Each record that follows should be repeated exactly, minus any images.

Provided data →
------------------------------------------------
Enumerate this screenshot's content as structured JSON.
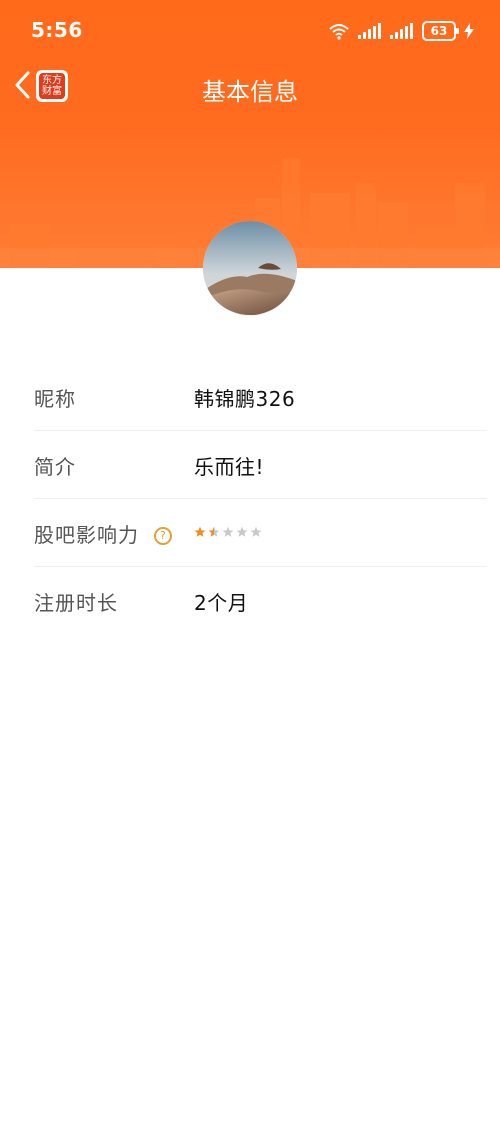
{
  "status_bar": {
    "time": "5:56",
    "battery": "63",
    "network_label": "6"
  },
  "header": {
    "title": "基本信息",
    "app_logo_line1": "东方",
    "app_logo_line2": "财富"
  },
  "profile": {
    "nickname_label": "昵称",
    "nickname_value": "韩锦鹏326",
    "intro_label": "简介",
    "intro_value": "乐而往!",
    "influence_label": "股吧影响力",
    "influence_help_icon": "question-circle-icon",
    "influence_rating": 1.5,
    "influence_max": 5,
    "registration_label": "注册时长",
    "registration_value": "2个月"
  },
  "colors": {
    "header_orange": "#ff6a1a",
    "star_active": "#f08f1f",
    "star_inactive": "#c9c9c9"
  }
}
------------------------------------------------
Solution →
Enumerate this screenshot's content as structured JSON.
{
  "status_bar": {
    "time": "5:56",
    "battery": "63",
    "network_label": "6"
  },
  "header": {
    "title": "基本信息",
    "app_logo_line1": "东方",
    "app_logo_line2": "财富"
  },
  "profile": {
    "nickname_label": "昵称",
    "nickname_value": "韩锦鹏326",
    "intro_label": "简介",
    "intro_value": "乐而往!",
    "influence_label": "股吧影响力",
    "influence_help_icon": "question-circle-icon",
    "influence_rating": 1.5,
    "influence_max": 5,
    "registration_label": "注册时长",
    "registration_value": "2个月"
  },
  "colors": {
    "header_orange": "#ff6a1a",
    "star_active": "#f08f1f",
    "star_inactive": "#c9c9c9"
  }
}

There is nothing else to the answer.